→ Records from a dataset:

▬▬▬▬▬▬

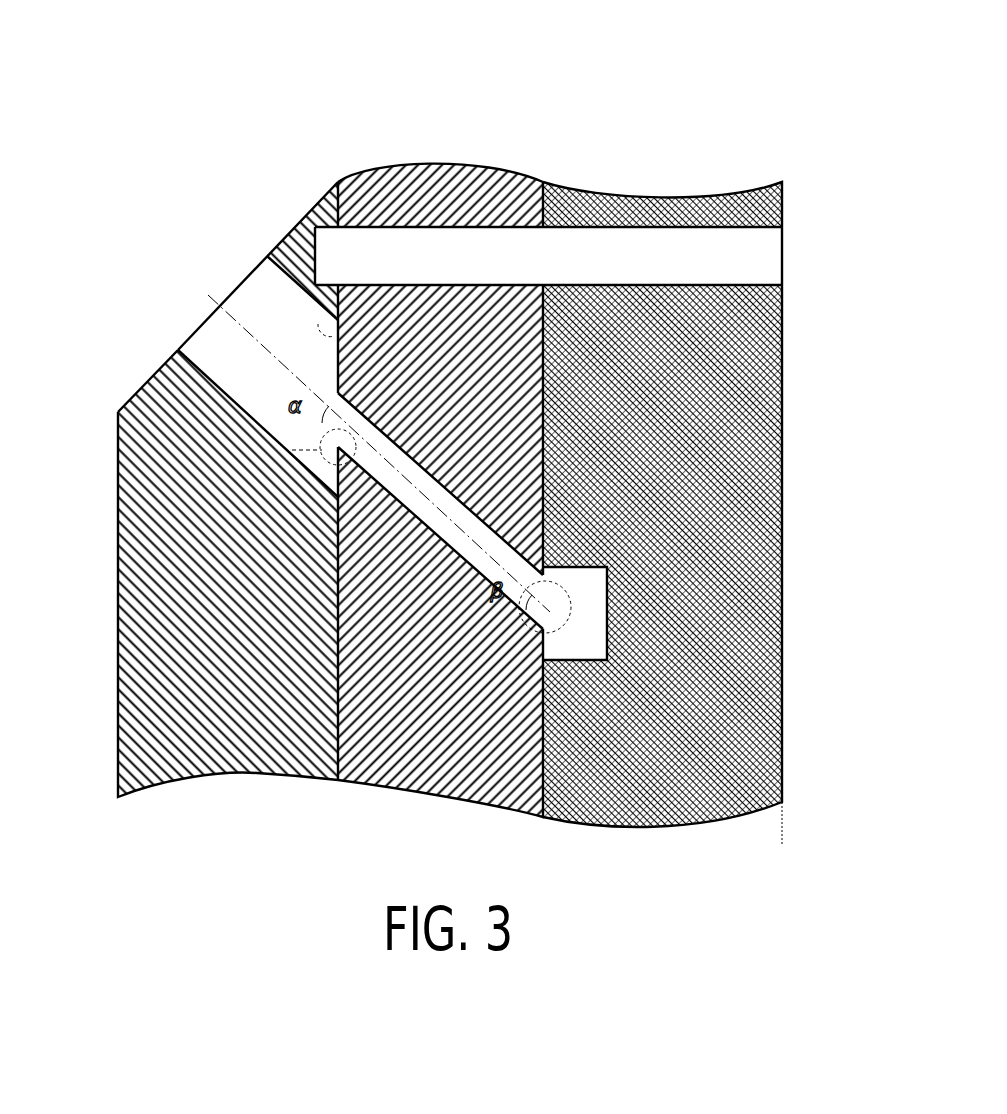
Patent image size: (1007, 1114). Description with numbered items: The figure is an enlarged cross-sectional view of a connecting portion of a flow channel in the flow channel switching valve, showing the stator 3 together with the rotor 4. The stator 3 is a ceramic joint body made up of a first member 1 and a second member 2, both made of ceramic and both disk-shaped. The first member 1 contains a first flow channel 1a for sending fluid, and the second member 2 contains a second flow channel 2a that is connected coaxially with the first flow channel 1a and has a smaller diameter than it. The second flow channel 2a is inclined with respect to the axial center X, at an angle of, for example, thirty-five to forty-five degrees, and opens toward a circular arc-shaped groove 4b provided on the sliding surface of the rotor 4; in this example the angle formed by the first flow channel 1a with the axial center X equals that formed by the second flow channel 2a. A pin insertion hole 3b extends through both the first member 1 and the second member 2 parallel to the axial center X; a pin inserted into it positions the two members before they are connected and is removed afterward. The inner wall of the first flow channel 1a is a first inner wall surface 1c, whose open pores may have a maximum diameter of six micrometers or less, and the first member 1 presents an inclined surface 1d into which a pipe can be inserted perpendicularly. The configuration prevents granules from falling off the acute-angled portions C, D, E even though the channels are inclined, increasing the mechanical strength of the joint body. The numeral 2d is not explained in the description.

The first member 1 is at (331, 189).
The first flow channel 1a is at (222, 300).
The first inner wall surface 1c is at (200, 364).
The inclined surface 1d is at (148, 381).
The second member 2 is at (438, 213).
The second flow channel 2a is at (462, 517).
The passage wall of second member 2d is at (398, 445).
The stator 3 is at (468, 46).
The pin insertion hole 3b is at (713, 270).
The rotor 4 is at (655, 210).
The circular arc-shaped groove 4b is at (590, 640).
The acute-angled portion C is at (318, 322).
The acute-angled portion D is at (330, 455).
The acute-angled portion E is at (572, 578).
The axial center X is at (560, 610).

▬▬▬▬▬▬

Return all of the material above word for word, leaving out the pictures.

→ Final result:
Patent image size: (1007, 1114). Description with numbered items: The figure is an enlarged cross-sectional view of a connecting portion of a flow channel in the flow channel switching valve, showing the stator 3 together with the rotor 4. The stator 3 is a ceramic joint body made up of a first member 1 and a second member 2, both made of ceramic and both disk-shaped. The first member 1 contains a first flow channel 1a for sending fluid, and the second member 2 contains a second flow channel 2a that is connected coaxially with the first flow channel 1a and has a smaller diameter than it. The second flow channel 2a is inclined with respect to the axial center X, at an angle of, for example, thirty-five to forty-five degrees, and opens toward a circular arc-shaped groove 4b provided on the sliding surface of the rotor 4; in this example the angle formed by the first flow channel 1a with the axial center X equals that formed by the second flow channel 2a. A pin insertion hole 3b extends through both the first member 1 and the second member 2 parallel to the axial center X; a pin inserted into it positions the two members before they are connected and is removed afterward. The inner wall of the first flow channel 1a is a first inner wall surface 1c, whose open pores may have a maximum diameter of six micrometers or less, and the first member 1 presents an inclined surface 1d into which a pipe can be inserted perpendicularly. The configuration prevents granules from falling off the acute-angled portions C, D, E even though the channels are inclined, increasing the mechanical strength of the joint body. The numeral 2d is not explained in the description.

The first member 1 is at (331, 189).
The first flow channel 1a is at (222, 300).
The first inner wall surface 1c is at (200, 364).
The inclined surface 1d is at (148, 381).
The second member 2 is at (438, 213).
The second flow channel 2a is at (462, 517).
The passage wall of second member 2d is at (398, 445).
The stator 3 is at (468, 46).
The pin insertion hole 3b is at (713, 270).
The rotor 4 is at (655, 210).
The circular arc-shaped groove 4b is at (590, 640).
The acute-angled portion C is at (318, 322).
The acute-angled portion D is at (330, 455).
The acute-angled portion E is at (572, 578).
The axial center X is at (560, 610).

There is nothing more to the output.